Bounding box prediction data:
▬▬▬▬▬▬▬▬▬▬
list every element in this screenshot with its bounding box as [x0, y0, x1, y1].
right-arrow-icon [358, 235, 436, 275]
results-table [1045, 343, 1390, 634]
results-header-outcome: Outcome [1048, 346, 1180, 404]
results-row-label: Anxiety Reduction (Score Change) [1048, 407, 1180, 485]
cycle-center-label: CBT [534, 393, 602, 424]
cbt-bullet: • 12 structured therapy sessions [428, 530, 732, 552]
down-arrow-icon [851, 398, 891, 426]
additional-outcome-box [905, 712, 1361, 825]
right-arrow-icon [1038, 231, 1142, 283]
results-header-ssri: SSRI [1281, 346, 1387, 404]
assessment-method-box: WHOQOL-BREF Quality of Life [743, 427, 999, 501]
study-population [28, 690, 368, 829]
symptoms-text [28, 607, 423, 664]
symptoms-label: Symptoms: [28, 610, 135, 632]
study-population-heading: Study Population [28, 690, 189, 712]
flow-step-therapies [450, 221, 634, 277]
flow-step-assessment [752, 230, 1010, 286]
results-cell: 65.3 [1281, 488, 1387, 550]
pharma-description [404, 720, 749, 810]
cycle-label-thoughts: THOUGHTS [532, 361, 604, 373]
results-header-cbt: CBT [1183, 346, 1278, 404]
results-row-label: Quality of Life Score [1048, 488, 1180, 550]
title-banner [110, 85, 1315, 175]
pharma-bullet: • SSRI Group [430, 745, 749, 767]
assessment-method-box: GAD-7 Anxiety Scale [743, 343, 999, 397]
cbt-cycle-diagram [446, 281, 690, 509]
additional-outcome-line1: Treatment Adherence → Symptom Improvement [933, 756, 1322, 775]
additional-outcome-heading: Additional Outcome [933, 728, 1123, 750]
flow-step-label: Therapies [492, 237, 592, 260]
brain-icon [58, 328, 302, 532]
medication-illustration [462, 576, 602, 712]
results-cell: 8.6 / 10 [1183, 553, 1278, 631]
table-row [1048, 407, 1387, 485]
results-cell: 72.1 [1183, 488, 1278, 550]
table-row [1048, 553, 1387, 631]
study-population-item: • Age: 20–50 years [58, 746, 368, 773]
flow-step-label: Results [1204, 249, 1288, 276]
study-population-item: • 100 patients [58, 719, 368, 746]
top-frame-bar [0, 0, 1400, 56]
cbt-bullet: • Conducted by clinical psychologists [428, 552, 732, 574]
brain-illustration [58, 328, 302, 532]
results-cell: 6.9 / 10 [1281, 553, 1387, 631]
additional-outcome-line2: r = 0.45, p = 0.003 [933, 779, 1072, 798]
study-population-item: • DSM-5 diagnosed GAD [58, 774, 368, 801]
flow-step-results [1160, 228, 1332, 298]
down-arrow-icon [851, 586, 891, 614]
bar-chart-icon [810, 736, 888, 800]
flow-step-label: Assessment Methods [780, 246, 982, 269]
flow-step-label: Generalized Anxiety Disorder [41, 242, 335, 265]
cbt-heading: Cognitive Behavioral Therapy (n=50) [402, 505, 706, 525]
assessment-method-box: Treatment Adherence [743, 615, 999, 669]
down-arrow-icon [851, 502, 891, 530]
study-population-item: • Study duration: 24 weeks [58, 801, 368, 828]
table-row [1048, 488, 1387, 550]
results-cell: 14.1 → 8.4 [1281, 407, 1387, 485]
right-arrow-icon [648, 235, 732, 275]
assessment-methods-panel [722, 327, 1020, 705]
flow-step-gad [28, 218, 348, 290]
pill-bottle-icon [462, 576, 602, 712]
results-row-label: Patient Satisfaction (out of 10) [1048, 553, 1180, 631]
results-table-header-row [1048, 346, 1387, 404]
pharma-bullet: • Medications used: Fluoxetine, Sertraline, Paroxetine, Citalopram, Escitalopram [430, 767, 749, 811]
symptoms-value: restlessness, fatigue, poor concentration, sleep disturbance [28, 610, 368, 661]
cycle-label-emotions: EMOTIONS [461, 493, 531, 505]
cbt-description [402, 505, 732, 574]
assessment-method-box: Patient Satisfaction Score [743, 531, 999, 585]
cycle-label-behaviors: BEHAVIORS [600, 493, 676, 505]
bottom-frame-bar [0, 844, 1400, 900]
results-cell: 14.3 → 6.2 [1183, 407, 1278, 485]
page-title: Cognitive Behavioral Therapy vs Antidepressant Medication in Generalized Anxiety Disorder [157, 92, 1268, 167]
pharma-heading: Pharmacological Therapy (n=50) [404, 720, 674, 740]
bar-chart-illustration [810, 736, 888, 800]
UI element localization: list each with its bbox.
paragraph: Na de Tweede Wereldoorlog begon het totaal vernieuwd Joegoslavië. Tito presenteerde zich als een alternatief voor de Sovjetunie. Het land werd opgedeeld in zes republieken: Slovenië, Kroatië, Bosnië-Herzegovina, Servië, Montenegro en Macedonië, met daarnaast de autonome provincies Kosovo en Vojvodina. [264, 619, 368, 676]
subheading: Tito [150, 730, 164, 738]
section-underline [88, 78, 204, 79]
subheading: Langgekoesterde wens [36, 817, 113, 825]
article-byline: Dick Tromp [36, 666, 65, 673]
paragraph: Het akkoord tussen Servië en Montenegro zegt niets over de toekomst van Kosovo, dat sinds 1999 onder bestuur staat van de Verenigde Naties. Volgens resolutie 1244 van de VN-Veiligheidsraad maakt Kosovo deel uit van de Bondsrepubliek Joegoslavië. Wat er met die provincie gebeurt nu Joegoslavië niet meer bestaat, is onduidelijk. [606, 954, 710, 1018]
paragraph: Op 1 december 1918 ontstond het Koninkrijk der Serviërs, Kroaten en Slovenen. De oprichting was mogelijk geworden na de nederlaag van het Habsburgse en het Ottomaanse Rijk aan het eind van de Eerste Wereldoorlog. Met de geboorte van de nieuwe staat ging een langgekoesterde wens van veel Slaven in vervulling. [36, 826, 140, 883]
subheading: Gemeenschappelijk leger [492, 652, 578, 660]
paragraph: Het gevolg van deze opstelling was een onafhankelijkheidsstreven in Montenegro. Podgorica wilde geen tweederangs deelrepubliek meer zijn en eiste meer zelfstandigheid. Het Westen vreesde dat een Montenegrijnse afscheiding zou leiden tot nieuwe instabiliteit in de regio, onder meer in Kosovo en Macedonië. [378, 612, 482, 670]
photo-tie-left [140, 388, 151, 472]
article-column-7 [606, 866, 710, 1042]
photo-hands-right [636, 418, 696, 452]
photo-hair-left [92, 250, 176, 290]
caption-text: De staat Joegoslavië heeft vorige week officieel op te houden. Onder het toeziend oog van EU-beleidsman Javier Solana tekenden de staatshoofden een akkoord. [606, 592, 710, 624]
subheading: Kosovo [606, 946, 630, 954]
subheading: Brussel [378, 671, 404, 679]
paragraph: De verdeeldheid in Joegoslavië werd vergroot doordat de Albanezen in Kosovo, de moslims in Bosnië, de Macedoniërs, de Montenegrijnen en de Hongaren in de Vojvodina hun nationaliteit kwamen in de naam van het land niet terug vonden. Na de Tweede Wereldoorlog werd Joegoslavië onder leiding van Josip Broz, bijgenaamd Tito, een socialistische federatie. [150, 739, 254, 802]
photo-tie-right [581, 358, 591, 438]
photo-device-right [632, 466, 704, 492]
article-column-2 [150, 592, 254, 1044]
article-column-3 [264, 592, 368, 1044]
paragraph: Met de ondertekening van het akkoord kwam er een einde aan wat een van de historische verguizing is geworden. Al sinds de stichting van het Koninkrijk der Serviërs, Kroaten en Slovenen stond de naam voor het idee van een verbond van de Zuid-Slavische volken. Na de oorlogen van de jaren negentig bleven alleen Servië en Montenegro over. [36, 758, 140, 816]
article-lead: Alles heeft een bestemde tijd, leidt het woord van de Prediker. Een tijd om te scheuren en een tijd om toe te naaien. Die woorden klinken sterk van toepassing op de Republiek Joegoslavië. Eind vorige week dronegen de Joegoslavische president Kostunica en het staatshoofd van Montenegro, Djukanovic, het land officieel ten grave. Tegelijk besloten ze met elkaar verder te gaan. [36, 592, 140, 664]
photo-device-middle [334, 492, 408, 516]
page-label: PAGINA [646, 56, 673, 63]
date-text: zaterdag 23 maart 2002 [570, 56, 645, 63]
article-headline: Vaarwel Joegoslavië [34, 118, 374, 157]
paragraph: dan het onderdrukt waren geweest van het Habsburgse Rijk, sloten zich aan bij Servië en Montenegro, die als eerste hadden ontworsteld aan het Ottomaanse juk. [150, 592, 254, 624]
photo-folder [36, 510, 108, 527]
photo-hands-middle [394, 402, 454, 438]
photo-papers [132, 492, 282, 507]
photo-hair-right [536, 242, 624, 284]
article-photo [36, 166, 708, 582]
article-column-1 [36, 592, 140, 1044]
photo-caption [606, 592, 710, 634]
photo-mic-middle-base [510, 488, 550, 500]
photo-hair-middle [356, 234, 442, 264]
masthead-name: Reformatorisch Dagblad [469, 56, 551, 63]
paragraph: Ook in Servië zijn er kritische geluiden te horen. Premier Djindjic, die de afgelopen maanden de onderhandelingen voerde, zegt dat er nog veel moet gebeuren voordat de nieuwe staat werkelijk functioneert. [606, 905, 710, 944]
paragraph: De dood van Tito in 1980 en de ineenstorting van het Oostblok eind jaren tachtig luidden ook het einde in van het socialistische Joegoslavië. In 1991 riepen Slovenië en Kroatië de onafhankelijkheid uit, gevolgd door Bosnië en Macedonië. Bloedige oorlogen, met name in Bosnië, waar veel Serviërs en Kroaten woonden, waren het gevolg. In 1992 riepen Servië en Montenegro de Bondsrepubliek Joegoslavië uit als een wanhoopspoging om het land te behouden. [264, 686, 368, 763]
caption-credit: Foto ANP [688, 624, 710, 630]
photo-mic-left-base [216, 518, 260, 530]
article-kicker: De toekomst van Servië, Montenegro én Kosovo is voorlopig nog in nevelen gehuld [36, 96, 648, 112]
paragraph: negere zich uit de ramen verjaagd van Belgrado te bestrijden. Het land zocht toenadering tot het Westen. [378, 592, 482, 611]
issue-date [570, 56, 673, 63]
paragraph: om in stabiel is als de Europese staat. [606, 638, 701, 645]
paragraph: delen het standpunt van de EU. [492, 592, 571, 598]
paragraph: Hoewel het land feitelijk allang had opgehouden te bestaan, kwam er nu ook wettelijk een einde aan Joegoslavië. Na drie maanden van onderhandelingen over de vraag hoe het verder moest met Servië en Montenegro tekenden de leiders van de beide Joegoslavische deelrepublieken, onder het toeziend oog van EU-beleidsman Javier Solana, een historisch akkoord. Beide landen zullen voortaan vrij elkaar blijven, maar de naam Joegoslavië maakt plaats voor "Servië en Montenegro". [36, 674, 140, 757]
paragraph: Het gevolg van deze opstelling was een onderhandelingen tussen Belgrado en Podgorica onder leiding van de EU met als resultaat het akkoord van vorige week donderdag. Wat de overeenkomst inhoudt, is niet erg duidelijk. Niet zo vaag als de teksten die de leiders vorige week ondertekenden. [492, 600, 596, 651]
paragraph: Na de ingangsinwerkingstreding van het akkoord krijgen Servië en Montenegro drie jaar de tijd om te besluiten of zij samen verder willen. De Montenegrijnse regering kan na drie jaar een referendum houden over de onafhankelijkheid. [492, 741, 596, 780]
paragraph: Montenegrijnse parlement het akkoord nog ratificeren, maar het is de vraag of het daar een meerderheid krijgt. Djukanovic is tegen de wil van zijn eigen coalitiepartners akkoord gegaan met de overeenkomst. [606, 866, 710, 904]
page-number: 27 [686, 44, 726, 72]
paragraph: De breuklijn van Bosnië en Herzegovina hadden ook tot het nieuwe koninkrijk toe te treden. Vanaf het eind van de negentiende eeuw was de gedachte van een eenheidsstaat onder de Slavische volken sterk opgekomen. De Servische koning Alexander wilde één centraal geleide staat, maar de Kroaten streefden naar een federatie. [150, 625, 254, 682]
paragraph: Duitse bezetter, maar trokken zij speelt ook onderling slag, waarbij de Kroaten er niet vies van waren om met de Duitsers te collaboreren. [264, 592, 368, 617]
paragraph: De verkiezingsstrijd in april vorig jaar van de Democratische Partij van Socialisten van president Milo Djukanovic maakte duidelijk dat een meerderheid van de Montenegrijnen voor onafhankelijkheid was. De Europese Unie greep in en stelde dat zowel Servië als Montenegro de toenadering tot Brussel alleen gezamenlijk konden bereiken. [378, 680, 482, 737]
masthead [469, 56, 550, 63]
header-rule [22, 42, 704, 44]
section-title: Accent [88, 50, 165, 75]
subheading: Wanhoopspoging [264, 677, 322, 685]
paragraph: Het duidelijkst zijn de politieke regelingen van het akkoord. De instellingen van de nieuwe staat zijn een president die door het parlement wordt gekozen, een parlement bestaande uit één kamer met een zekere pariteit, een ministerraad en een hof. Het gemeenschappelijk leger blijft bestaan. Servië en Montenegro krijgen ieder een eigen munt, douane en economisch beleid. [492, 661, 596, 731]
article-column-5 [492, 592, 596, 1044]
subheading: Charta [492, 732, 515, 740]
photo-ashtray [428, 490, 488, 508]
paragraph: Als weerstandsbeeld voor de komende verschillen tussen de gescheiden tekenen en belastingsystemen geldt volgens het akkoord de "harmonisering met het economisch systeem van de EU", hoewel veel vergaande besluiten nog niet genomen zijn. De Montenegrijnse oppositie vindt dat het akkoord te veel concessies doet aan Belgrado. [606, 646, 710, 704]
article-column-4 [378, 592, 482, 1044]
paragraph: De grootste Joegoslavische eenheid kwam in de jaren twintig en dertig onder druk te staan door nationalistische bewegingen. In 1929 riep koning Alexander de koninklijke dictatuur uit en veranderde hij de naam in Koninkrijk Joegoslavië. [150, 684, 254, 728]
▬▬▬▬▬▬▬▬▬▬
**What is required**
Give the count of lines in the records that contain "deze", and no other text.

**Your response**
2